» Exercise prompt: Copy out the data exactly, leaving the pictures behind.

[Records that describe figures]
- - - - - - -
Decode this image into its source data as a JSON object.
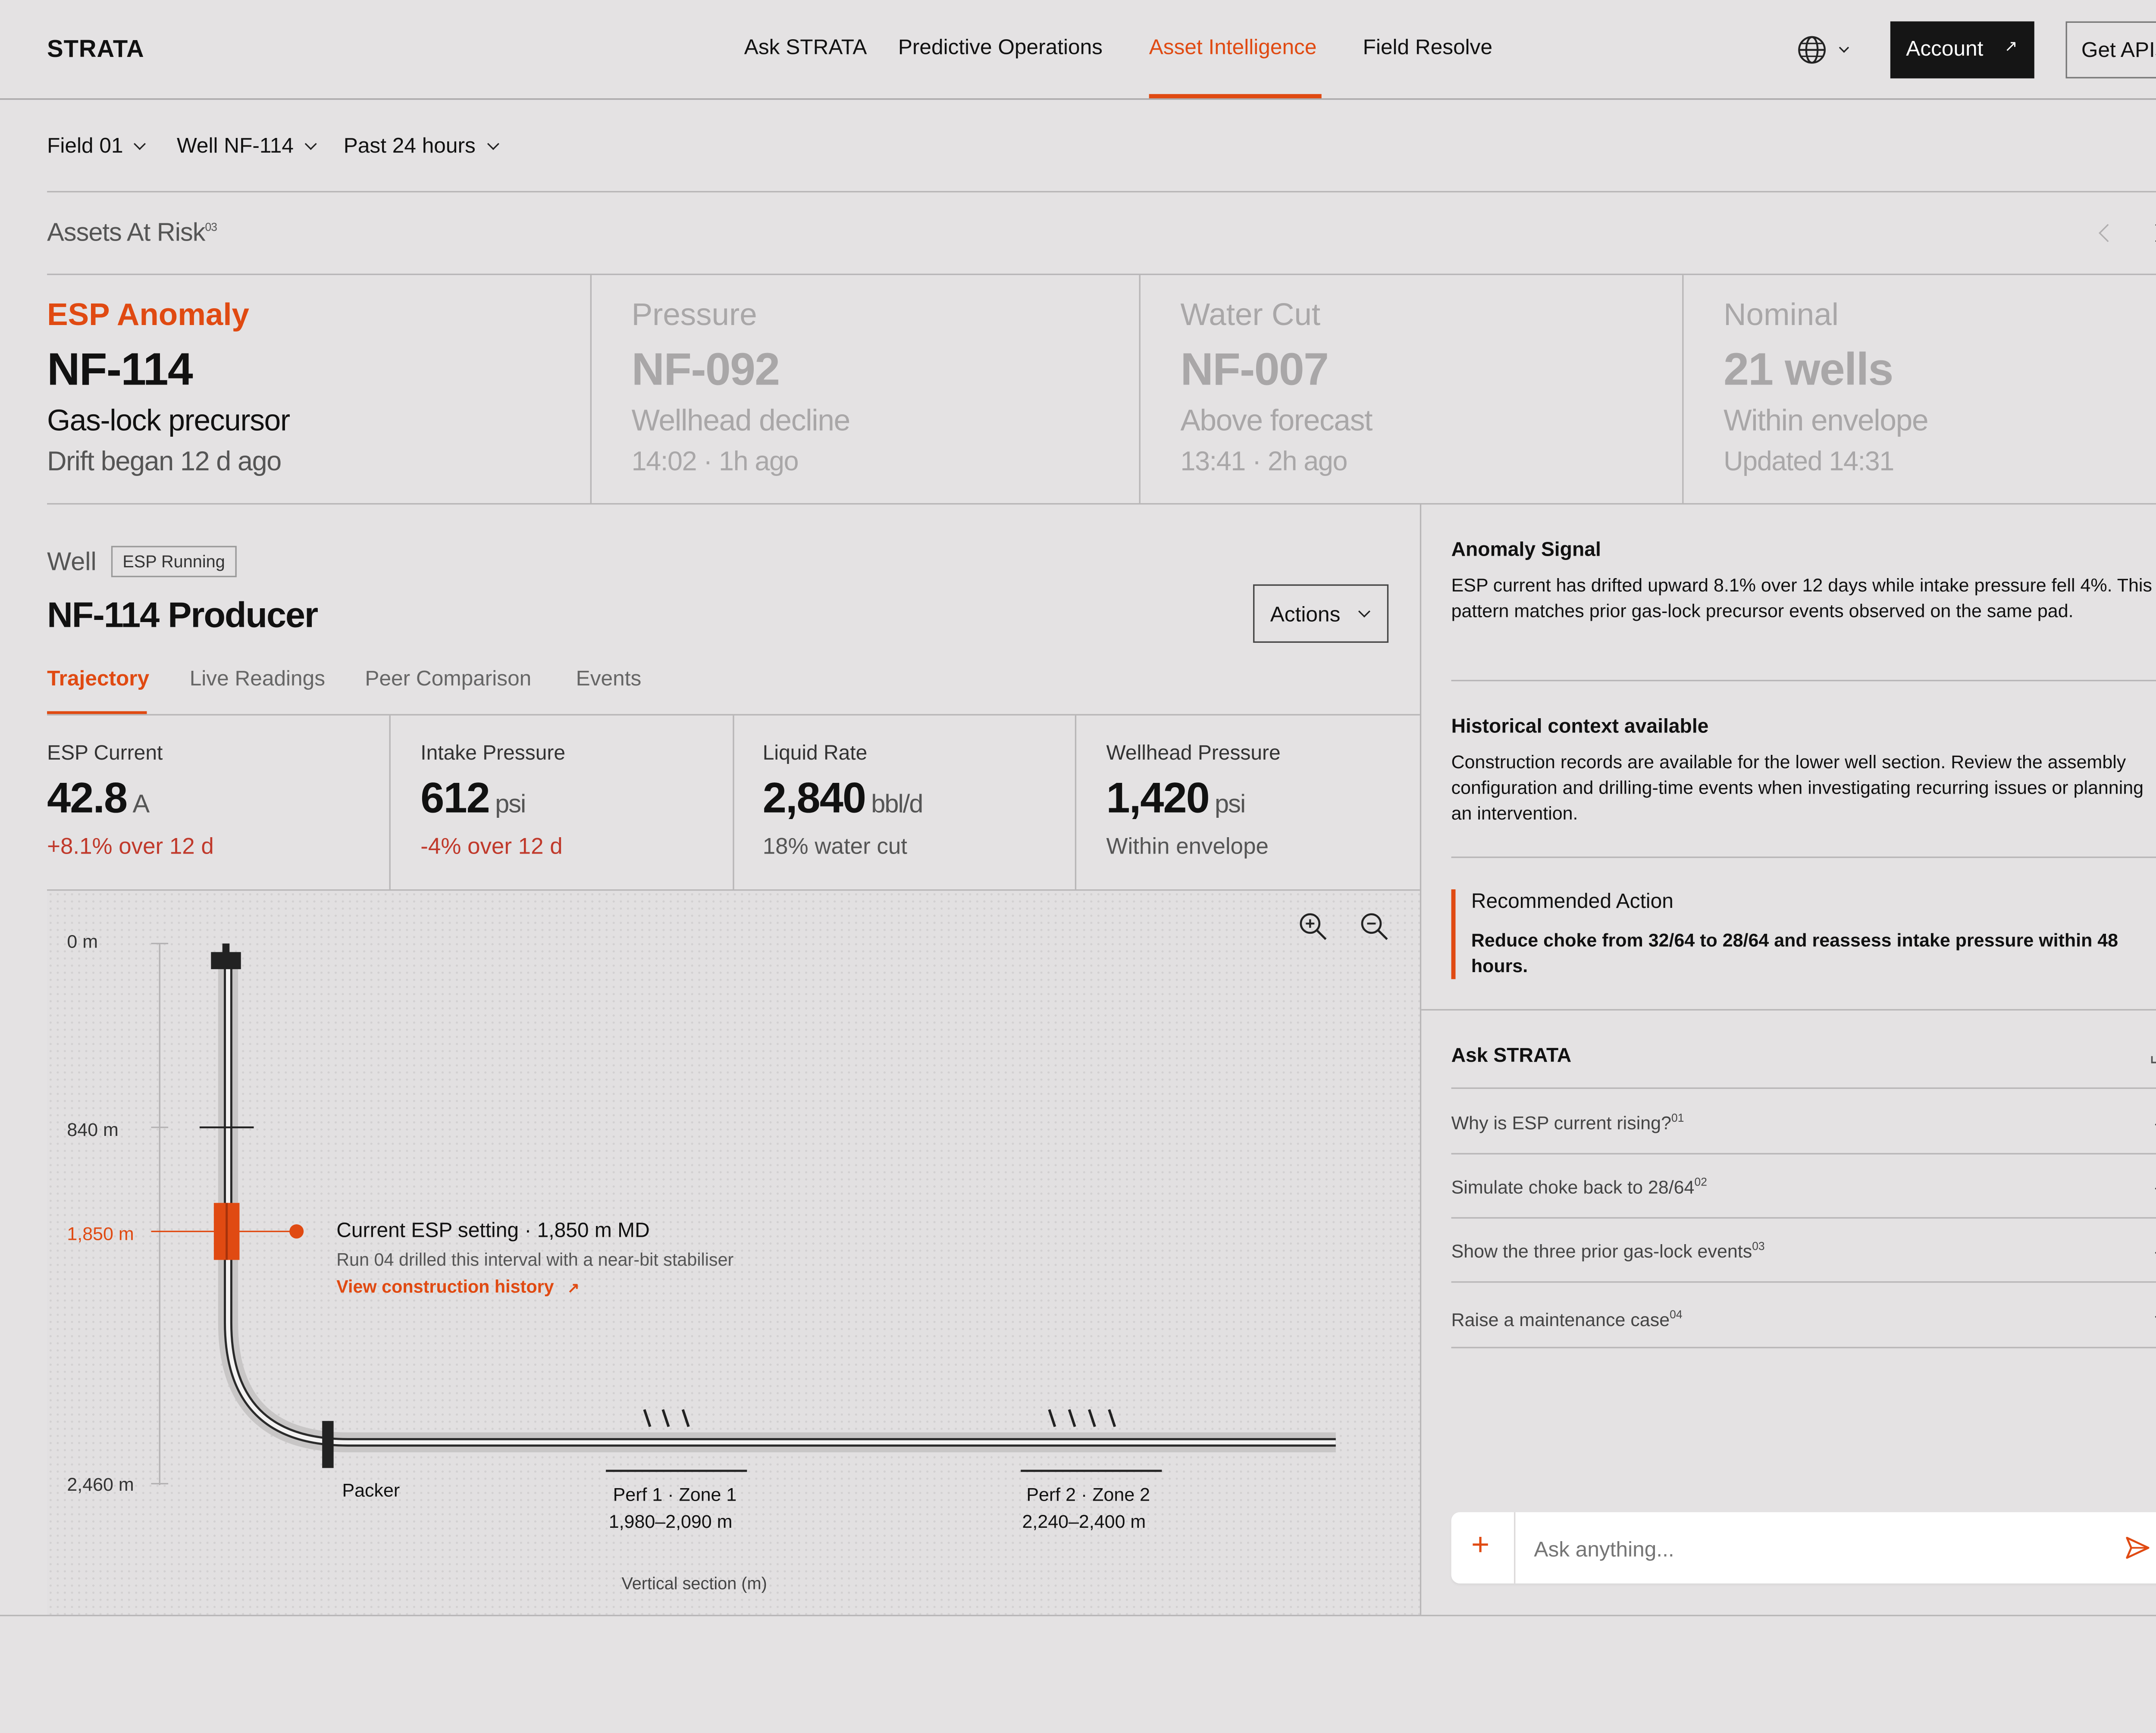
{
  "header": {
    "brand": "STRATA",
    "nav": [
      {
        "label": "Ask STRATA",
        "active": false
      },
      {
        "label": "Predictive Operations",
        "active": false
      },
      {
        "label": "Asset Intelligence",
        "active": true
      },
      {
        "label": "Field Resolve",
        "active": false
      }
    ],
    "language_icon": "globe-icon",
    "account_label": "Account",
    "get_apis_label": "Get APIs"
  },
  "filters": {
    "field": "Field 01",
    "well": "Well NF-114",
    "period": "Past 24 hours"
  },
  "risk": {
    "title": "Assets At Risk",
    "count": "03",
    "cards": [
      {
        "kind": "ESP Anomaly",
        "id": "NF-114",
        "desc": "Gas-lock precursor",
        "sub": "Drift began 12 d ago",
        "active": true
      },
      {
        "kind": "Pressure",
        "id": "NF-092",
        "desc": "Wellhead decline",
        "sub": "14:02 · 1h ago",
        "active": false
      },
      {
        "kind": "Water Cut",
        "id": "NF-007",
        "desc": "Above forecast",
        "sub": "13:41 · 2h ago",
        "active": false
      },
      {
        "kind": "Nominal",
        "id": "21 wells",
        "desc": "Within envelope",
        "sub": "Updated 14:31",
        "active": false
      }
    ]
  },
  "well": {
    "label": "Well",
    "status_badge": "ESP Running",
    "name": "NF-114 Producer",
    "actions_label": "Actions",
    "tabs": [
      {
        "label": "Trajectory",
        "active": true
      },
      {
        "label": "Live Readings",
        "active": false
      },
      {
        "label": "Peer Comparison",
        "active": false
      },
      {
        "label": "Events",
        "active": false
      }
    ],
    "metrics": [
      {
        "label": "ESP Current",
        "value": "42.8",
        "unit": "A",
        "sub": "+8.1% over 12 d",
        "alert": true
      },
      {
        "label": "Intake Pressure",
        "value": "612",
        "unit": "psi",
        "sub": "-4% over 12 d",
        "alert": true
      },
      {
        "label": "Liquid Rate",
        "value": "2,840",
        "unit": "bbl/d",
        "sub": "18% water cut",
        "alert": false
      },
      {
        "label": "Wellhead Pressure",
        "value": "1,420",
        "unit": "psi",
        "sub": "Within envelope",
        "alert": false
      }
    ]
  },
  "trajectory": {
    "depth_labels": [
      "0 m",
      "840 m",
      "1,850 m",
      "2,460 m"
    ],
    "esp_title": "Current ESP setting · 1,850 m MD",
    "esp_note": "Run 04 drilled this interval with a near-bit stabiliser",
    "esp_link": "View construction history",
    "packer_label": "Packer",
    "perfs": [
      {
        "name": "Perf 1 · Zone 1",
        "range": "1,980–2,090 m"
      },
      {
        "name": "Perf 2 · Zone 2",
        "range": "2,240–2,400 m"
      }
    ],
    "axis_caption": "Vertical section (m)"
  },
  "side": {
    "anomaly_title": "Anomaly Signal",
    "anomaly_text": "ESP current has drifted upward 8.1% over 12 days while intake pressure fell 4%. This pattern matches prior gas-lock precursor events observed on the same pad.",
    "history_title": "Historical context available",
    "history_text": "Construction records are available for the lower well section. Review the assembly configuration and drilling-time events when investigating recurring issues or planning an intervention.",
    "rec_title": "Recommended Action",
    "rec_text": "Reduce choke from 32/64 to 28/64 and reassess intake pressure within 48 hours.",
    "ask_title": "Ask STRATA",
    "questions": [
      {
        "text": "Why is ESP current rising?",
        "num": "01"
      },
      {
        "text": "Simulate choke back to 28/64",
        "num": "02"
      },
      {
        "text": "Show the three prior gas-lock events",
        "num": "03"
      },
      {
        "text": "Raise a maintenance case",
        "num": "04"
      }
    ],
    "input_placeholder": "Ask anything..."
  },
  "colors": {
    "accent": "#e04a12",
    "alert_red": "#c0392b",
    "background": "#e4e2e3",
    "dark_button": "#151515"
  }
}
- - - - - - -
» Expected answer:
Decode this image into its source data as a JSON object.
{
  "header": {
    "brand": "STRATA",
    "nav": [
      {
        "label": "Ask STRATA",
        "active": false
      },
      {
        "label": "Predictive Operations",
        "active": false
      },
      {
        "label": "Asset Intelligence",
        "active": true
      },
      {
        "label": "Field Resolve",
        "active": false
      }
    ],
    "language_icon": "globe-icon",
    "account_label": "Account",
    "get_apis_label": "Get APIs"
  },
  "filters": {
    "field": "Field 01",
    "well": "Well NF-114",
    "period": "Past 24 hours"
  },
  "risk": {
    "title": "Assets At Risk",
    "count": "03",
    "cards": [
      {
        "kind": "ESP Anomaly",
        "id": "NF-114",
        "desc": "Gas-lock precursor",
        "sub": "Drift began 12 d ago",
        "active": true
      },
      {
        "kind": "Pressure",
        "id": "NF-092",
        "desc": "Wellhead decline",
        "sub": "14:02 · 1h ago",
        "active": false
      },
      {
        "kind": "Water Cut",
        "id": "NF-007",
        "desc": "Above forecast",
        "sub": "13:41 · 2h ago",
        "active": false
      },
      {
        "kind": "Nominal",
        "id": "21 wells",
        "desc": "Within envelope",
        "sub": "Updated 14:31",
        "active": false
      }
    ]
  },
  "well": {
    "label": "Well",
    "status_badge": "ESP Running",
    "name": "NF-114 Producer",
    "actions_label": "Actions",
    "tabs": [
      {
        "label": "Trajectory",
        "active": true
      },
      {
        "label": "Live Readings",
        "active": false
      },
      {
        "label": "Peer Comparison",
        "active": false
      },
      {
        "label": "Events",
        "active": false
      }
    ],
    "metrics": [
      {
        "label": "ESP Current",
        "value": "42.8",
        "unit": "A",
        "sub": "+8.1% over 12 d",
        "alert": true
      },
      {
        "label": "Intake Pressure",
        "value": "612",
        "unit": "psi",
        "sub": "-4% over 12 d",
        "alert": true
      },
      {
        "label": "Liquid Rate",
        "value": "2,840",
        "unit": "bbl/d",
        "sub": "18% water cut",
        "alert": false
      },
      {
        "label": "Wellhead Pressure",
        "value": "1,420",
        "unit": "psi",
        "sub": "Within envelope",
        "alert": false
      }
    ]
  },
  "trajectory": {
    "depth_labels": [
      "0 m",
      "840 m",
      "1,850 m",
      "2,460 m"
    ],
    "esp_title": "Current ESP setting · 1,850 m MD",
    "esp_note": "Run 04 drilled this interval with a near-bit stabiliser",
    "esp_link": "View construction history",
    "packer_label": "Packer",
    "perfs": [
      {
        "name": "Perf 1 · Zone 1",
        "range": "1,980–2,090 m"
      },
      {
        "name": "Perf 2 · Zone 2",
        "range": "2,240–2,400 m"
      }
    ],
    "axis_caption": "Vertical section (m)"
  },
  "side": {
    "anomaly_title": "Anomaly Signal",
    "anomaly_text": "ESP current has drifted upward 8.1% over 12 days while intake pressure fell 4%. This pattern matches prior gas-lock precursor events observed on the same pad.",
    "history_title": "Historical context available",
    "history_text": "Construction records are available for the lower well section. Review the assembly configuration and drilling-time events when investigating recurring issues or planning an intervention.",
    "rec_title": "Recommended Action",
    "rec_text": "Reduce choke from 32/64 to 28/64 and reassess intake pressure within 48 hours.",
    "ask_title": "Ask STRATA",
    "questions": [
      {
        "text": "Why is ESP current rising?",
        "num": "01"
      },
      {
        "text": "Simulate choke back to 28/64",
        "num": "02"
      },
      {
        "text": "Show the three prior gas-lock events",
        "num": "03"
      },
      {
        "text": "Raise a maintenance case",
        "num": "04"
      }
    ],
    "input_placeholder": "Ask anything..."
  },
  "colors": {
    "accent": "#e04a12",
    "alert_red": "#c0392b",
    "background": "#e4e2e3",
    "dark_button": "#151515"
  }
}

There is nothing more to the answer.